- **Directions for this task**
Answer with one number only: the number of lines that contain "sought".

- **Provided entries**
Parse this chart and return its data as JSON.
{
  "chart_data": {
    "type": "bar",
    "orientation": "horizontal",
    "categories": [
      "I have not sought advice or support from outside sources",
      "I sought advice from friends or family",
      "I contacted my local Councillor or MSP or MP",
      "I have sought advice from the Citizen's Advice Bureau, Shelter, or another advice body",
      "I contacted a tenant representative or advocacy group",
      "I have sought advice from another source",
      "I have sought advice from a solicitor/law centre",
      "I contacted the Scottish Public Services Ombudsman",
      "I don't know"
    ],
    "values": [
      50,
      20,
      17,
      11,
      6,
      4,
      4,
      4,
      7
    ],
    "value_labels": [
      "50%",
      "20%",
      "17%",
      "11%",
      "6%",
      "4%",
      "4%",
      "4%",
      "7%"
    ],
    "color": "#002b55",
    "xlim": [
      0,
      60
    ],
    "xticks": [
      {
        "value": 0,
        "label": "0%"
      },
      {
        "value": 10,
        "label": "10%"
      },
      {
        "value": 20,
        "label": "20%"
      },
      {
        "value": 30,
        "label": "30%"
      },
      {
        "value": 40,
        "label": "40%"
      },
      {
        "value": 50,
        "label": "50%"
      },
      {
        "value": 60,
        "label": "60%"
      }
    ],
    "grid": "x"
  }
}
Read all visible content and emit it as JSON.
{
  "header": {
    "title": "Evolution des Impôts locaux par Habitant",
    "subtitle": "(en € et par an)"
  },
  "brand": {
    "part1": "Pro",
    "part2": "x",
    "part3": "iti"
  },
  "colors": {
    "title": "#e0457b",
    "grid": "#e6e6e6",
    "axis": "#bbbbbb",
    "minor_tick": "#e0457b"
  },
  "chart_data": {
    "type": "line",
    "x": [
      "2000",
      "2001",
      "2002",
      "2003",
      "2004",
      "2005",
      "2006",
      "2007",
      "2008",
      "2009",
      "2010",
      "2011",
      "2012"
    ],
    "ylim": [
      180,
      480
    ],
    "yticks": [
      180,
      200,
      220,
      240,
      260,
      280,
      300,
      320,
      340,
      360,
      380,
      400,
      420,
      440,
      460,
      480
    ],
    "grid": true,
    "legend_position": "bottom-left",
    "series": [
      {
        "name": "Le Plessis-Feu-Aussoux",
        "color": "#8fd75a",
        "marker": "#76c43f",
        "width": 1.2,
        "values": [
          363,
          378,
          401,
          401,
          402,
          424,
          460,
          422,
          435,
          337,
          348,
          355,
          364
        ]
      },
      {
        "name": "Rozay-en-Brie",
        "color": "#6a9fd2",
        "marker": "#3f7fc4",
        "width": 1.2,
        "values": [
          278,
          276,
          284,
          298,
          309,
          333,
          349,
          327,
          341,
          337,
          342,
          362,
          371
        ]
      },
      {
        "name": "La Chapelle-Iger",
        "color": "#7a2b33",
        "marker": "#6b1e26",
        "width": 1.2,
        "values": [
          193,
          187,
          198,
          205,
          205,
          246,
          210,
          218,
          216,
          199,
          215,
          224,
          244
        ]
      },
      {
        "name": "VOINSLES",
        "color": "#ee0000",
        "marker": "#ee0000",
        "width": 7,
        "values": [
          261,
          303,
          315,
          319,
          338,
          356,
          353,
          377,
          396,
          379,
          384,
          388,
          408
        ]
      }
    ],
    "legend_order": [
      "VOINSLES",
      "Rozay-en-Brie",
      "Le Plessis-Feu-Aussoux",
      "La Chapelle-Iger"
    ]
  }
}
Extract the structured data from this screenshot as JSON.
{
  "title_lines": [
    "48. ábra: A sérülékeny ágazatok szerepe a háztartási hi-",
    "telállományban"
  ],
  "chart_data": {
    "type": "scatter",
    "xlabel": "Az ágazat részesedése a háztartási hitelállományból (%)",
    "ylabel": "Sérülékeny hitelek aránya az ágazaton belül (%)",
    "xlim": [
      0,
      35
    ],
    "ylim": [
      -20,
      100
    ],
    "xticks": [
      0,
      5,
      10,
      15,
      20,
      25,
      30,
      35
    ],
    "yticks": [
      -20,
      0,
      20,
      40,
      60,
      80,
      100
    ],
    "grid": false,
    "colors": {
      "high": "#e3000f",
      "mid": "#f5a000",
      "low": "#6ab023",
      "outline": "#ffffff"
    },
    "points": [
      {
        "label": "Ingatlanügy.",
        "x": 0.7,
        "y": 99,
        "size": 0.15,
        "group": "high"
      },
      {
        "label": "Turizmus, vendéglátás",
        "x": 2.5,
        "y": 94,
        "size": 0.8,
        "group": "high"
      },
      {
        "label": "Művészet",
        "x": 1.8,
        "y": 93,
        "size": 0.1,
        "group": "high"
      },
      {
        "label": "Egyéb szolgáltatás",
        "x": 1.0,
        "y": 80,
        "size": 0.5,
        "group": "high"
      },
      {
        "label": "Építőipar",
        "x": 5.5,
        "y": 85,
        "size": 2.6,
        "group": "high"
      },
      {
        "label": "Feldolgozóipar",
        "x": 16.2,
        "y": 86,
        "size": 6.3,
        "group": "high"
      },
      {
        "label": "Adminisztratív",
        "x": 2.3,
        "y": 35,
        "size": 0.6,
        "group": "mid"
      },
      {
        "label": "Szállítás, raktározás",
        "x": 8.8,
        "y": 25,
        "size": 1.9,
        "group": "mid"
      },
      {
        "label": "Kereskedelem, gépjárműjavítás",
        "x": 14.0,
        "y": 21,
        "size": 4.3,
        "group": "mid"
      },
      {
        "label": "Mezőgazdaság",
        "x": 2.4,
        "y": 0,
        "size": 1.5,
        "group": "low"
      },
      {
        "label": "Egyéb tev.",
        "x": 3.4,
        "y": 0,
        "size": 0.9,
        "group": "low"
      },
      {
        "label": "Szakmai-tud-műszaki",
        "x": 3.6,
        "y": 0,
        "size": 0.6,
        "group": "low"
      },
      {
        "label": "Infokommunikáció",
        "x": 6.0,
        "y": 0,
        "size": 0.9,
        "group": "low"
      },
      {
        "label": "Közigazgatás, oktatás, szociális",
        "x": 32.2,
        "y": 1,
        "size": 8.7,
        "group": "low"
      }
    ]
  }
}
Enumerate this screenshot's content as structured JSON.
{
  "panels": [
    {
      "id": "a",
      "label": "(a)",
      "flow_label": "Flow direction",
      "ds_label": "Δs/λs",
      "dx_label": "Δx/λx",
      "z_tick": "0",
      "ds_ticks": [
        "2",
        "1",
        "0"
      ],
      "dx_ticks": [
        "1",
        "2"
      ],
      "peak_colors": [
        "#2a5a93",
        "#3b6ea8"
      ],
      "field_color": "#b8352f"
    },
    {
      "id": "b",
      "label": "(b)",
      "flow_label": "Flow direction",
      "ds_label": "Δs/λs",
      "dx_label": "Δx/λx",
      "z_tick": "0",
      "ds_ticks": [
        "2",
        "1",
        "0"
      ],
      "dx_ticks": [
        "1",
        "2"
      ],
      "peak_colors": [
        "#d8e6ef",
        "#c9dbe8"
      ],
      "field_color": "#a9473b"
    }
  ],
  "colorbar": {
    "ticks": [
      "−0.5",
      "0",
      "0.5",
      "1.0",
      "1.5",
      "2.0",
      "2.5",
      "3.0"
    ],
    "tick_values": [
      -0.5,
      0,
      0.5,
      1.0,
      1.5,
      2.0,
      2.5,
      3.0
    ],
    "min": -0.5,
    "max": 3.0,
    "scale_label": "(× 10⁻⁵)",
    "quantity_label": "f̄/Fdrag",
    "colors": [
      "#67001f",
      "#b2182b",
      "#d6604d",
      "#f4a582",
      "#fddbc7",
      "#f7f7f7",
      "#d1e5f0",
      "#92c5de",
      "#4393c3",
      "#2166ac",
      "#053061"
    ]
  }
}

- **Complete output**
5